Reproduce every record below exactly as it appears.

>> start

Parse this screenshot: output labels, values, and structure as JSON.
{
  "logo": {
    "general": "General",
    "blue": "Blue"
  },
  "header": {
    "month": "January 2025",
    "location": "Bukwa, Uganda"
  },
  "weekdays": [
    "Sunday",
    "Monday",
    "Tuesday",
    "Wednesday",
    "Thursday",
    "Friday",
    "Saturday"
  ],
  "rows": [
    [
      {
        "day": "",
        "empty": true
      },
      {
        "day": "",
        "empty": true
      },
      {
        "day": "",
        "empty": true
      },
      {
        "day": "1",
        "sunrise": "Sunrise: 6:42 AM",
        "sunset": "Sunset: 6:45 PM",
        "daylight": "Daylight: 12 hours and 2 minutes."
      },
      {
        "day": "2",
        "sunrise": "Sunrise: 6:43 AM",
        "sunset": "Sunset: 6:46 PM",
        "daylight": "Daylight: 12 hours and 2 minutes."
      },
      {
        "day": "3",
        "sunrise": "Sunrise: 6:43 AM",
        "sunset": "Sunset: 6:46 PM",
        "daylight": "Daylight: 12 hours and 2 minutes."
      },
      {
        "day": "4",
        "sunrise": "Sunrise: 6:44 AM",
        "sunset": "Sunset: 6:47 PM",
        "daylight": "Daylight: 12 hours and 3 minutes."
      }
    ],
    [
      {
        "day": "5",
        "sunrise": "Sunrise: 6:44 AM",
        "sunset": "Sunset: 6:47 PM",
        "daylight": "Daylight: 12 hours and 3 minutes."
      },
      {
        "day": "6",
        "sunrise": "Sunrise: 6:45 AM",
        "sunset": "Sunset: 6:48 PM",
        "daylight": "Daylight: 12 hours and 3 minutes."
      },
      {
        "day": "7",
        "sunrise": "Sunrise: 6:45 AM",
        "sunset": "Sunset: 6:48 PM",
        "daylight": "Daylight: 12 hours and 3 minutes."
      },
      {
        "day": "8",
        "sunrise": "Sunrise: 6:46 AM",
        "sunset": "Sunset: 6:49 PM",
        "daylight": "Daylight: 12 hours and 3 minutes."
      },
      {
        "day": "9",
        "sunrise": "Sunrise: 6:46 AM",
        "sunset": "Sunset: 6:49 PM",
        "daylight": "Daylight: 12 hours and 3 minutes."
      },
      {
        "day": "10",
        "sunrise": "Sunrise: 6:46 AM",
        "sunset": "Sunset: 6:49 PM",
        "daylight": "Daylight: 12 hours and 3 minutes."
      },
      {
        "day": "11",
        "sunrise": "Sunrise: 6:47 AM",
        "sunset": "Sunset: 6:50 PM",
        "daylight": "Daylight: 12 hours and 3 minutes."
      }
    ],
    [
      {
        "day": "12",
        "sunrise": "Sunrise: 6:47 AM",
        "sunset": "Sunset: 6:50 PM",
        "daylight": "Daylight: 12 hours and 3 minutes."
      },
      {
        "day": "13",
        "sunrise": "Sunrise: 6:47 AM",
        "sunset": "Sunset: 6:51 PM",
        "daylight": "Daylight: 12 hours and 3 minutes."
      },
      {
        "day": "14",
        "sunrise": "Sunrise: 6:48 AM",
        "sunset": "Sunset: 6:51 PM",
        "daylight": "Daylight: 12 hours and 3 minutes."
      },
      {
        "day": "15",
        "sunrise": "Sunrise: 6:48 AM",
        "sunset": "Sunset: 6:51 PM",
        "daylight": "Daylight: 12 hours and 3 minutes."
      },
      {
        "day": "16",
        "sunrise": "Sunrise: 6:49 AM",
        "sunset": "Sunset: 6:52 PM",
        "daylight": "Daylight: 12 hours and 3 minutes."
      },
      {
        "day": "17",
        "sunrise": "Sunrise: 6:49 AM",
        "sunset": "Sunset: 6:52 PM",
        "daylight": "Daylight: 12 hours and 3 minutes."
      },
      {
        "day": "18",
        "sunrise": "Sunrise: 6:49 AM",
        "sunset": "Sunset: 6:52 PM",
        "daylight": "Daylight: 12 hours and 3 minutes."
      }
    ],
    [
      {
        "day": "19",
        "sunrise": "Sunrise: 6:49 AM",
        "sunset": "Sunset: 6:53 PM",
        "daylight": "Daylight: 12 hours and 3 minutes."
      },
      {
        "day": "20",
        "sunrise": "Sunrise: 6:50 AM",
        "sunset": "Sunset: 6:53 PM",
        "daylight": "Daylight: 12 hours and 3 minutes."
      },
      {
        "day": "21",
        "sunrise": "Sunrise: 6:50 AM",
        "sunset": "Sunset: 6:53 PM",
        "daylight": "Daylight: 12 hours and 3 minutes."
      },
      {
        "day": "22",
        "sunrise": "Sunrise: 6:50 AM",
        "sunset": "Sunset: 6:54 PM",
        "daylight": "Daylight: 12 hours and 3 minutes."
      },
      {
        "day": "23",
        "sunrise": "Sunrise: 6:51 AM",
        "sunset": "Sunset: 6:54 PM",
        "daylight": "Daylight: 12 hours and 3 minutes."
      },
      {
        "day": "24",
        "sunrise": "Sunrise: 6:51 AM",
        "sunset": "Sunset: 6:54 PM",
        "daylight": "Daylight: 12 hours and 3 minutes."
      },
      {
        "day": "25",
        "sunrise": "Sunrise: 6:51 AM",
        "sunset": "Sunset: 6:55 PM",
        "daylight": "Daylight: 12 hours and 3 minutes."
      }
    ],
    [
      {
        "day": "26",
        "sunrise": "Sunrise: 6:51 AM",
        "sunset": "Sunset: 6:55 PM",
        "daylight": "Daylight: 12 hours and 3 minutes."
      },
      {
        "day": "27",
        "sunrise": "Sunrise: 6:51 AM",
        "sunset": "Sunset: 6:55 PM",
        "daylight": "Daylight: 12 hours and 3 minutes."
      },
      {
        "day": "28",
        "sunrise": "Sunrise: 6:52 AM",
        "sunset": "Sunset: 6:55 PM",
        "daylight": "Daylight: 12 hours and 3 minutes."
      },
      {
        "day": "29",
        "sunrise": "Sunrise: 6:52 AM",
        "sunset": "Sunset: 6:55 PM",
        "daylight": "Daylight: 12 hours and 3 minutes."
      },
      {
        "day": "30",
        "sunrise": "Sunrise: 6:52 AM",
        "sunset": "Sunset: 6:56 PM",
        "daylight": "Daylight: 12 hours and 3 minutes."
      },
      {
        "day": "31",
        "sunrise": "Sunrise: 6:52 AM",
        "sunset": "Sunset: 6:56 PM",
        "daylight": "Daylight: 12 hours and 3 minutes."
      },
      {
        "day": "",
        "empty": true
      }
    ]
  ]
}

>> end

* Completed task *
Parse this screenshot: output labels, values, and structure as JSON.
{
  "logo": {
    "general": "General",
    "blue": "Blue"
  },
  "header": {
    "month": "January 2025",
    "location": "Bukwa, Uganda"
  },
  "weekdays": [
    "Sunday",
    "Monday",
    "Tuesday",
    "Wednesday",
    "Thursday",
    "Friday",
    "Saturday"
  ],
  "rows": [
    [
      {
        "day": "",
        "empty": true
      },
      {
        "day": "",
        "empty": true
      },
      {
        "day": "",
        "empty": true
      },
      {
        "day": "1",
        "sunrise": "Sunrise: 6:42 AM",
        "sunset": "Sunset: 6:45 PM",
        "daylight": "Daylight: 12 hours and 2 minutes."
      },
      {
        "day": "2",
        "sunrise": "Sunrise: 6:43 AM",
        "sunset": "Sunset: 6:46 PM",
        "daylight": "Daylight: 12 hours and 2 minutes."
      },
      {
        "day": "3",
        "sunrise": "Sunrise: 6:43 AM",
        "sunset": "Sunset: 6:46 PM",
        "daylight": "Daylight: 12 hours and 2 minutes."
      },
      {
        "day": "4",
        "sunrise": "Sunrise: 6:44 AM",
        "sunset": "Sunset: 6:47 PM",
        "daylight": "Daylight: 12 hours and 3 minutes."
      }
    ],
    [
      {
        "day": "5",
        "sunrise": "Sunrise: 6:44 AM",
        "sunset": "Sunset: 6:47 PM",
        "daylight": "Daylight: 12 hours and 3 minutes."
      },
      {
        "day": "6",
        "sunrise": "Sunrise: 6:45 AM",
        "sunset": "Sunset: 6:48 PM",
        "daylight": "Daylight: 12 hours and 3 minutes."
      },
      {
        "day": "7",
        "sunrise": "Sunrise: 6:45 AM",
        "sunset": "Sunset: 6:48 PM",
        "daylight": "Daylight: 12 hours and 3 minutes."
      },
      {
        "day": "8",
        "sunrise": "Sunrise: 6:46 AM",
        "sunset": "Sunset: 6:49 PM",
        "daylight": "Daylight: 12 hours and 3 minutes."
      },
      {
        "day": "9",
        "sunrise": "Sunrise: 6:46 AM",
        "sunset": "Sunset: 6:49 PM",
        "daylight": "Daylight: 12 hours and 3 minutes."
      },
      {
        "day": "10",
        "sunrise": "Sunrise: 6:46 AM",
        "sunset": "Sunset: 6:49 PM",
        "daylight": "Daylight: 12 hours and 3 minutes."
      },
      {
        "day": "11",
        "sunrise": "Sunrise: 6:47 AM",
        "sunset": "Sunset: 6:50 PM",
        "daylight": "Daylight: 12 hours and 3 minutes."
      }
    ],
    [
      {
        "day": "12",
        "sunrise": "Sunrise: 6:47 AM",
        "sunset": "Sunset: 6:50 PM",
        "daylight": "Daylight: 12 hours and 3 minutes."
      },
      {
        "day": "13",
        "sunrise": "Sunrise: 6:47 AM",
        "sunset": "Sunset: 6:51 PM",
        "daylight": "Daylight: 12 hours and 3 minutes."
      },
      {
        "day": "14",
        "sunrise": "Sunrise: 6:48 AM",
        "sunset": "Sunset: 6:51 PM",
        "daylight": "Daylight: 12 hours and 3 minutes."
      },
      {
        "day": "15",
        "sunrise": "Sunrise: 6:48 AM",
        "sunset": "Sunset: 6:51 PM",
        "daylight": "Daylight: 12 hours and 3 minutes."
      },
      {
        "day": "16",
        "sunrise": "Sunrise: 6:49 AM",
        "sunset": "Sunset: 6:52 PM",
        "daylight": "Daylight: 12 hours and 3 minutes."
      },
      {
        "day": "17",
        "sunrise": "Sunrise: 6:49 AM",
        "sunset": "Sunset: 6:52 PM",
        "daylight": "Daylight: 12 hours and 3 minutes."
      },
      {
        "day": "18",
        "sunrise": "Sunrise: 6:49 AM",
        "sunset": "Sunset: 6:52 PM",
        "daylight": "Daylight: 12 hours and 3 minutes."
      }
    ],
    [
      {
        "day": "19",
        "sunrise": "Sunrise: 6:49 AM",
        "sunset": "Sunset: 6:53 PM",
        "daylight": "Daylight: 12 hours and 3 minutes."
      },
      {
        "day": "20",
        "sunrise": "Sunrise: 6:50 AM",
        "sunset": "Sunset: 6:53 PM",
        "daylight": "Daylight: 12 hours and 3 minutes."
      },
      {
        "day": "21",
        "sunrise": "Sunrise: 6:50 AM",
        "sunset": "Sunset: 6:53 PM",
        "daylight": "Daylight: 12 hours and 3 minutes."
      },
      {
        "day": "22",
        "sunrise": "Sunrise: 6:50 AM",
        "sunset": "Sunset: 6:54 PM",
        "daylight": "Daylight: 12 hours and 3 minutes."
      },
      {
        "day": "23",
        "sunrise": "Sunrise: 6:51 AM",
        "sunset": "Sunset: 6:54 PM",
        "daylight": "Daylight: 12 hours and 3 minutes."
      },
      {
        "day": "24",
        "sunrise": "Sunrise: 6:51 AM",
        "sunset": "Sunset: 6:54 PM",
        "daylight": "Daylight: 12 hours and 3 minutes."
      },
      {
        "day": "25",
        "sunrise": "Sunrise: 6:51 AM",
        "sunset": "Sunset: 6:55 PM",
        "daylight": "Daylight: 12 hours and 3 minutes."
      }
    ],
    [
      {
        "day": "26",
        "sunrise": "Sunrise: 6:51 AM",
        "sunset": "Sunset: 6:55 PM",
        "daylight": "Daylight: 12 hours and 3 minutes."
      },
      {
        "day": "27",
        "sunrise": "Sunrise: 6:51 AM",
        "sunset": "Sunset: 6:55 PM",
        "daylight": "Daylight: 12 hours and 3 minutes."
      },
      {
        "day": "28",
        "sunrise": "Sunrise: 6:52 AM",
        "sunset": "Sunset: 6:55 PM",
        "daylight": "Daylight: 12 hours and 3 minutes."
      },
      {
        "day": "29",
        "sunrise": "Sunrise: 6:52 AM",
        "sunset": "Sunset: 6:55 PM",
        "daylight": "Daylight: 12 hours and 3 minutes."
      },
      {
        "day": "30",
        "sunrise": "Sunrise: 6:52 AM",
        "sunset": "Sunset: 6:56 PM",
        "daylight": "Daylight: 12 hours and 3 minutes."
      },
      {
        "day": "31",
        "sunrise": "Sunrise: 6:52 AM",
        "sunset": "Sunset: 6:56 PM",
        "daylight": "Daylight: 12 hours and 3 minutes."
      },
      {
        "day": "",
        "empty": true
      }
    ]
  ]
}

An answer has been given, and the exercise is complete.